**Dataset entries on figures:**
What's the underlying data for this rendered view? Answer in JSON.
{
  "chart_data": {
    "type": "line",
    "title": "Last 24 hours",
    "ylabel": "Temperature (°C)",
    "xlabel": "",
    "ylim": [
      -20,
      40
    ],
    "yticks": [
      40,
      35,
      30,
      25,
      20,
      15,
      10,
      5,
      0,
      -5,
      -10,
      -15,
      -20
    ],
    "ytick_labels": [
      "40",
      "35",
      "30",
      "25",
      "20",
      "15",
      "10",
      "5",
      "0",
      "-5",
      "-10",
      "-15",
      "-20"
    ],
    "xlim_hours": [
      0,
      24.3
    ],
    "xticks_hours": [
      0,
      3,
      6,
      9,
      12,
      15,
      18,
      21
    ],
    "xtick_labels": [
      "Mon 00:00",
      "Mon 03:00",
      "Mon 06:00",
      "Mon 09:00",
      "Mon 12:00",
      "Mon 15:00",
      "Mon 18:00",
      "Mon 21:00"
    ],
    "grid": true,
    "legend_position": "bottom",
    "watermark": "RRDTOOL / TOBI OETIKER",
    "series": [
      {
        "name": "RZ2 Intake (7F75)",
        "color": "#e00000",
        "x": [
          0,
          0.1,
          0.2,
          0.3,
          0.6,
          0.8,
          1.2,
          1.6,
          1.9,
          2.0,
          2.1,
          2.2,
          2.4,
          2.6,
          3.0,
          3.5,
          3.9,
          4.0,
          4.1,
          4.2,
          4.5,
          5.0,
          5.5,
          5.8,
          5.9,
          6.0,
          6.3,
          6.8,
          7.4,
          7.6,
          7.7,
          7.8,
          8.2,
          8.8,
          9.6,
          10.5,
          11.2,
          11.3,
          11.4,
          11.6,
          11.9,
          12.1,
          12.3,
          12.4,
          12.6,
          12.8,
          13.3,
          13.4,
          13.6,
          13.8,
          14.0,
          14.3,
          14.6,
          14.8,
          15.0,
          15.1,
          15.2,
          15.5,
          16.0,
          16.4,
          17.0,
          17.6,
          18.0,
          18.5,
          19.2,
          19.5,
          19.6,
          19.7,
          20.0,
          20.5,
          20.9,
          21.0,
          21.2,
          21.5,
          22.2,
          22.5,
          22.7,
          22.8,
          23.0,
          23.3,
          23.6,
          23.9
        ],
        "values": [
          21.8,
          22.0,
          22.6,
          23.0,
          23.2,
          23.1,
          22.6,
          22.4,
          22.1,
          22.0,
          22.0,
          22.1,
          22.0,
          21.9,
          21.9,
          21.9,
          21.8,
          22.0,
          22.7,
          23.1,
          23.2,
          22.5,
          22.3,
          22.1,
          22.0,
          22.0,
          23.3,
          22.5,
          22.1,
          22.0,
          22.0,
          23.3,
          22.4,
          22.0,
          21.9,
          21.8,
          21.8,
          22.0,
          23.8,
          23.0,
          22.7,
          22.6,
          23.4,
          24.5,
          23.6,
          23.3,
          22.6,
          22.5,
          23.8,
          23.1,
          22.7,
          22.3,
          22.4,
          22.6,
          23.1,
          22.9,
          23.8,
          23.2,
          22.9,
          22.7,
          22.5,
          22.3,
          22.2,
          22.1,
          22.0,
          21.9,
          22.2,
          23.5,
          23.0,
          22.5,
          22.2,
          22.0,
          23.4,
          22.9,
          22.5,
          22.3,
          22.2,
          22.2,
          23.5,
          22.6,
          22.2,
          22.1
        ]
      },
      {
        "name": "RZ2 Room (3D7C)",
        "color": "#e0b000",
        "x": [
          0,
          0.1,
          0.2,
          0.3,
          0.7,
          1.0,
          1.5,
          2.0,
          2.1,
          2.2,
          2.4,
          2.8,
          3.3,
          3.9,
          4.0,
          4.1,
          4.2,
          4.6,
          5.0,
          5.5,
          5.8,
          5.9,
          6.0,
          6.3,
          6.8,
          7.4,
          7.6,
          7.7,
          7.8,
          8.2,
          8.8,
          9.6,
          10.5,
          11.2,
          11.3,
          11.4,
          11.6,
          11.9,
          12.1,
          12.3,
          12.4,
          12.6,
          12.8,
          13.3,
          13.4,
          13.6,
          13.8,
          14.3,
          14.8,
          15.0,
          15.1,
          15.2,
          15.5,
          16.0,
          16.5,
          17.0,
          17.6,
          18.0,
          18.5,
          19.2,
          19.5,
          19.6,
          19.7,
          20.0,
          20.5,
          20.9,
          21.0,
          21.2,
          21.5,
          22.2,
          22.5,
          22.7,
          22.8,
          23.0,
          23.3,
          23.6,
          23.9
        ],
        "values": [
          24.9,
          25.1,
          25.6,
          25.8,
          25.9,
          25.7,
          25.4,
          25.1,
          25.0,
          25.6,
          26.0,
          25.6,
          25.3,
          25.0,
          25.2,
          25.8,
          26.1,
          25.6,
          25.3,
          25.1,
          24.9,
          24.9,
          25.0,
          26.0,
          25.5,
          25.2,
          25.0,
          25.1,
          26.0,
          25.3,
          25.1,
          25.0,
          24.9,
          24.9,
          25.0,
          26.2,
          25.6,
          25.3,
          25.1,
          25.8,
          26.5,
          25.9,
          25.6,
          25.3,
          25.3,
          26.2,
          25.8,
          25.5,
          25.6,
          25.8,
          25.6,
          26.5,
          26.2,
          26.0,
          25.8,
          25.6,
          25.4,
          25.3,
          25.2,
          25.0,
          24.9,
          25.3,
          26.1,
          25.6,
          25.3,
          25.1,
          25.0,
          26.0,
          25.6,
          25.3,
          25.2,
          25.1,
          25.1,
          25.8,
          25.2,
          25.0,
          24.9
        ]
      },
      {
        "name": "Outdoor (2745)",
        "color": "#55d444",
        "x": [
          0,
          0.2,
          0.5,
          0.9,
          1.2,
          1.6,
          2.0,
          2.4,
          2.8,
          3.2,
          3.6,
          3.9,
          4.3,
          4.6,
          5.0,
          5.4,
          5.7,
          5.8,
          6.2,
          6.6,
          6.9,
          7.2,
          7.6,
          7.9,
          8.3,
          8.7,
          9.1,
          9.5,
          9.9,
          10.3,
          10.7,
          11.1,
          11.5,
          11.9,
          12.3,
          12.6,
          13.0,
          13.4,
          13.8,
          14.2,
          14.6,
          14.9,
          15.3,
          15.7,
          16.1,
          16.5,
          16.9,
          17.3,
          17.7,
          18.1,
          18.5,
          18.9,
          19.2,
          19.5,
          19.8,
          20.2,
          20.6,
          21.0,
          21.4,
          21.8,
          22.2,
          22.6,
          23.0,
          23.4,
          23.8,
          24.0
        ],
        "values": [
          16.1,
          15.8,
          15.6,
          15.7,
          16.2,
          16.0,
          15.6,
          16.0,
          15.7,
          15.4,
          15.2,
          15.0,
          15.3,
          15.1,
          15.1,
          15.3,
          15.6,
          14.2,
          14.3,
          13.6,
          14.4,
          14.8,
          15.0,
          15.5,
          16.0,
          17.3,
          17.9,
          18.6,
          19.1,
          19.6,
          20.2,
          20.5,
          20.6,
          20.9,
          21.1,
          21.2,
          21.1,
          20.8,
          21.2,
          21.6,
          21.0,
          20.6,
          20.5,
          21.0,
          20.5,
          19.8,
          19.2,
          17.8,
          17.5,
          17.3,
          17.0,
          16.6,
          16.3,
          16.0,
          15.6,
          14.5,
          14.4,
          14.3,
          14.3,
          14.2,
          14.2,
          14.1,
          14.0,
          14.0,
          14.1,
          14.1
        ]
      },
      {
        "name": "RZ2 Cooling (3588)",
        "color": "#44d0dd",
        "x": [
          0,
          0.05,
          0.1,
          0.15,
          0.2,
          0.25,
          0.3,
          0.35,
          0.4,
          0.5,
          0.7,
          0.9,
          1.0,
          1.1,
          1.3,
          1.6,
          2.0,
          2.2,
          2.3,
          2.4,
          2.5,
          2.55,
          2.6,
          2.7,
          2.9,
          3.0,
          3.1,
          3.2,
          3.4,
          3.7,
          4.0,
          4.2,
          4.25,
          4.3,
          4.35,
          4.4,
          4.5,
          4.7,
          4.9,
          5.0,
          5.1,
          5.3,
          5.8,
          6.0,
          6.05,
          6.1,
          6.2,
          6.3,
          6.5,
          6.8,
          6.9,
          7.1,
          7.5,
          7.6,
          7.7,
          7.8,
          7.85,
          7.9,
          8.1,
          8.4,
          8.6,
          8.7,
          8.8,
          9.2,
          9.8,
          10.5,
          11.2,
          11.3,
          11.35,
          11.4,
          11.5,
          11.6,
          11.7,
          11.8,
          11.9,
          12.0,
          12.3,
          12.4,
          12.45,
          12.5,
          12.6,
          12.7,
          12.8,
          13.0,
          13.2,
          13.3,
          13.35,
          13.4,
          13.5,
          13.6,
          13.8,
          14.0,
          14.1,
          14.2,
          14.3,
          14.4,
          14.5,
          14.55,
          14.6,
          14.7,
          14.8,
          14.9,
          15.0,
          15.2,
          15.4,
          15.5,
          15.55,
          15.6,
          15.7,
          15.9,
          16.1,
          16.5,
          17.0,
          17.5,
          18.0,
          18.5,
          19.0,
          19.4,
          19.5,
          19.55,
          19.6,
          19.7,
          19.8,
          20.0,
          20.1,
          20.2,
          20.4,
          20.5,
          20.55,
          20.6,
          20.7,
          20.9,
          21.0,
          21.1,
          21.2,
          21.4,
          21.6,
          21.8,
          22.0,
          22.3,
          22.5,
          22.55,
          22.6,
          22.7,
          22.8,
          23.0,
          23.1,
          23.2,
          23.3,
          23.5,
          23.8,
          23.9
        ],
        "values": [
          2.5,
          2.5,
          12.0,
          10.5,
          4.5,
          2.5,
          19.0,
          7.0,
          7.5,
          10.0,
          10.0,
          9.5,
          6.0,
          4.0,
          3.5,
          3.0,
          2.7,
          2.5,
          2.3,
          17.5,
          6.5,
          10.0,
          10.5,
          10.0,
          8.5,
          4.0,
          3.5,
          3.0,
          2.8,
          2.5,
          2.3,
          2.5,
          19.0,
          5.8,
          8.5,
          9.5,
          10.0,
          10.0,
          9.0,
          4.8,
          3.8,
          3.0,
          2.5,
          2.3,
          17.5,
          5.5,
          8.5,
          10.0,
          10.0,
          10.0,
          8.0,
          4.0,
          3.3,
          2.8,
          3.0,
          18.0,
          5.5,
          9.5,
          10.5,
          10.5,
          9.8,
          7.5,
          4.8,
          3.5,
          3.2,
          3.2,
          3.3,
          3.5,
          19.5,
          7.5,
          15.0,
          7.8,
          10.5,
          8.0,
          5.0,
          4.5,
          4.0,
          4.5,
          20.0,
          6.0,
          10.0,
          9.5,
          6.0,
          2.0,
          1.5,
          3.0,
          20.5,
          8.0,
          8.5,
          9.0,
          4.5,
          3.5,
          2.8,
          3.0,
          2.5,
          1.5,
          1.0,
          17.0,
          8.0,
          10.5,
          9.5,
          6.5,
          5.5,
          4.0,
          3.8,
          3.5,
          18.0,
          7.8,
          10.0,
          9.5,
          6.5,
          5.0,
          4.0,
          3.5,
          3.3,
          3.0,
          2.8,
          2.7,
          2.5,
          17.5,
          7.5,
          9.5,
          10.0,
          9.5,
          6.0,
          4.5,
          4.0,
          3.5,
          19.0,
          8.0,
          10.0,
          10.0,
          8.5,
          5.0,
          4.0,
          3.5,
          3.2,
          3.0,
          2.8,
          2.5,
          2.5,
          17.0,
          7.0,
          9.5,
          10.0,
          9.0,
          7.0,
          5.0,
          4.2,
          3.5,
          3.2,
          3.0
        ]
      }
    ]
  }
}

**EXERCISE:**
Reproduce each line holding the word "color".

**EXERCISE RESULT:**
        "color": "#e00000",
        "color": "#e0b000",
        "color": "#55d444",
        "color": "#44d0dd",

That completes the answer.